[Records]

= = = = =

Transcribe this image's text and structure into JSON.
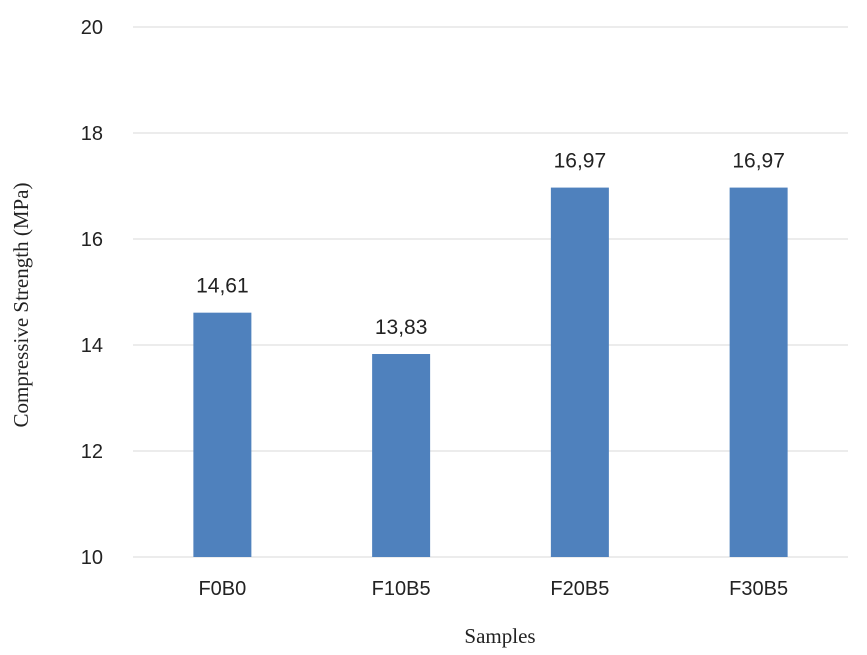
{
  "chart_data": {
    "type": "bar",
    "categories": [
      "F0B0",
      "F10B5",
      "F20B5",
      "F30B5"
    ],
    "values": [
      14.61,
      13.83,
      16.97,
      16.97
    ],
    "data_labels": [
      "14,61",
      "13,83",
      "16,97",
      "16,97"
    ],
    "xlabel": "Samples",
    "ylabel": "Compressive Strength  (MPa)",
    "ylim": [
      10,
      20
    ],
    "yticks": [
      10,
      12,
      14,
      16,
      18,
      20
    ],
    "ytick_labels": [
      "10",
      "12",
      "14",
      "16",
      "18",
      "20"
    ],
    "grid": true,
    "legend": "none",
    "colors": {
      "bar": "#4f81bd",
      "grid": "#d9d9d9"
    }
  }
}
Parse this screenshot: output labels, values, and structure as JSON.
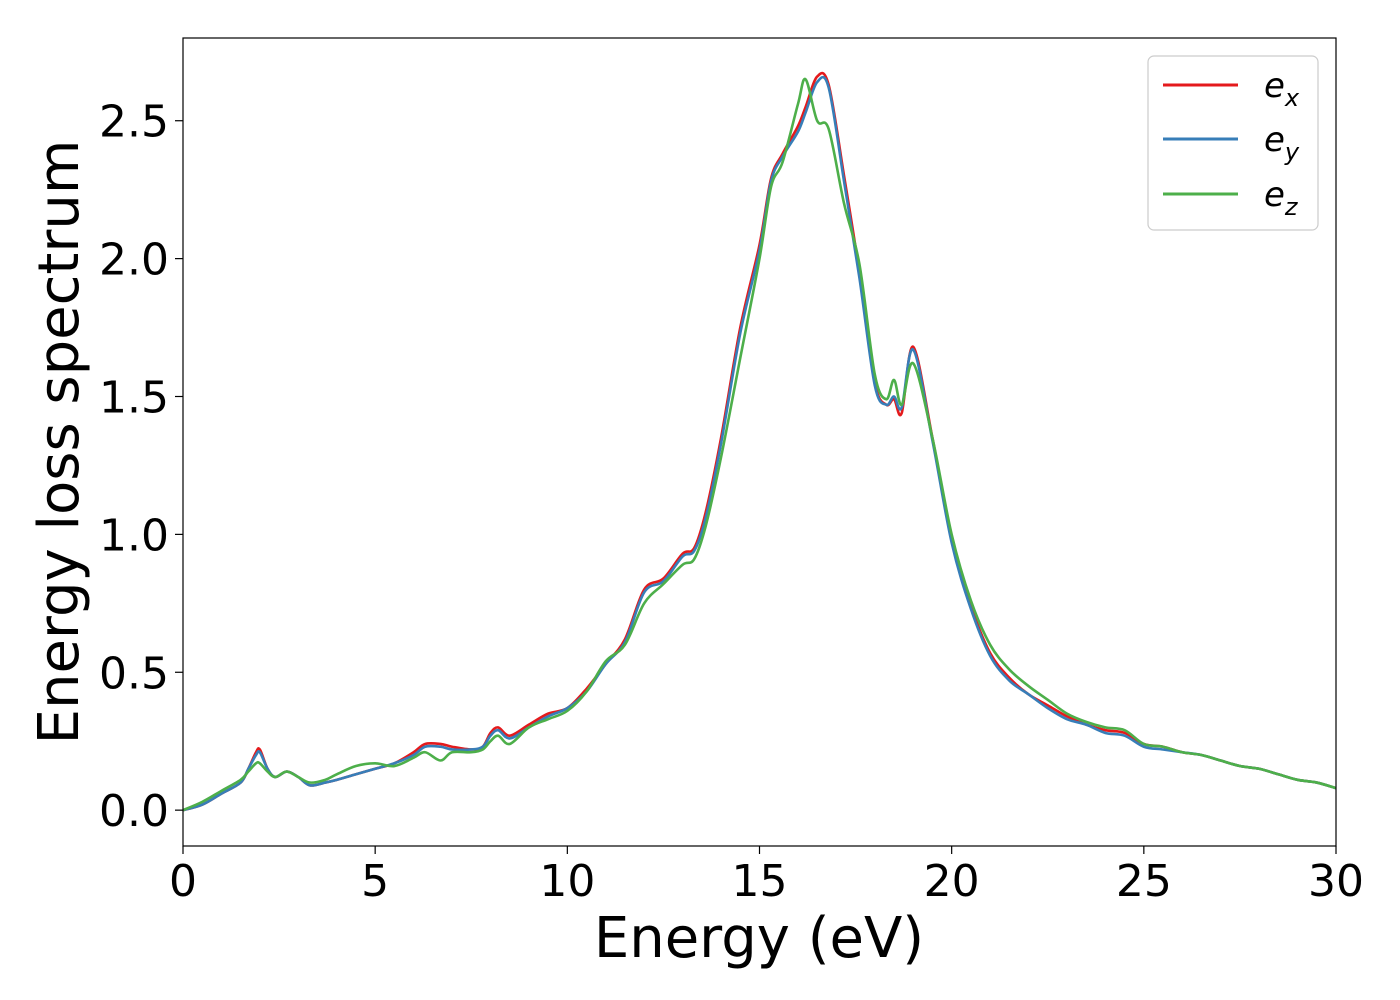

= = = = =

### What the exercise asks
Output the data above without changes, apart from leaving out the pictures.

### Correct output
Transcribe this image's text and structure into JSON.
{
  "chart_data": {
    "type": "bar",
    "categories": [
      "F0B0",
      "F10B5",
      "F20B5",
      "F30B5"
    ],
    "values": [
      14.61,
      13.83,
      16.97,
      16.97
    ],
    "data_labels": [
      "14,61",
      "13,83",
      "16,97",
      "16,97"
    ],
    "xlabel": "Samples",
    "ylabel": "Compressive Strength  (MPa)",
    "ylim": [
      10,
      20
    ],
    "yticks": [
      10,
      12,
      14,
      16,
      18,
      20
    ],
    "ytick_labels": [
      "10",
      "12",
      "14",
      "16",
      "18",
      "20"
    ],
    "grid": true,
    "legend": "none",
    "colors": {
      "bar": "#4f81bd",
      "grid": "#d9d9d9"
    }
  }
}
Parse this screenshot: output labels, values, and structure as JSON.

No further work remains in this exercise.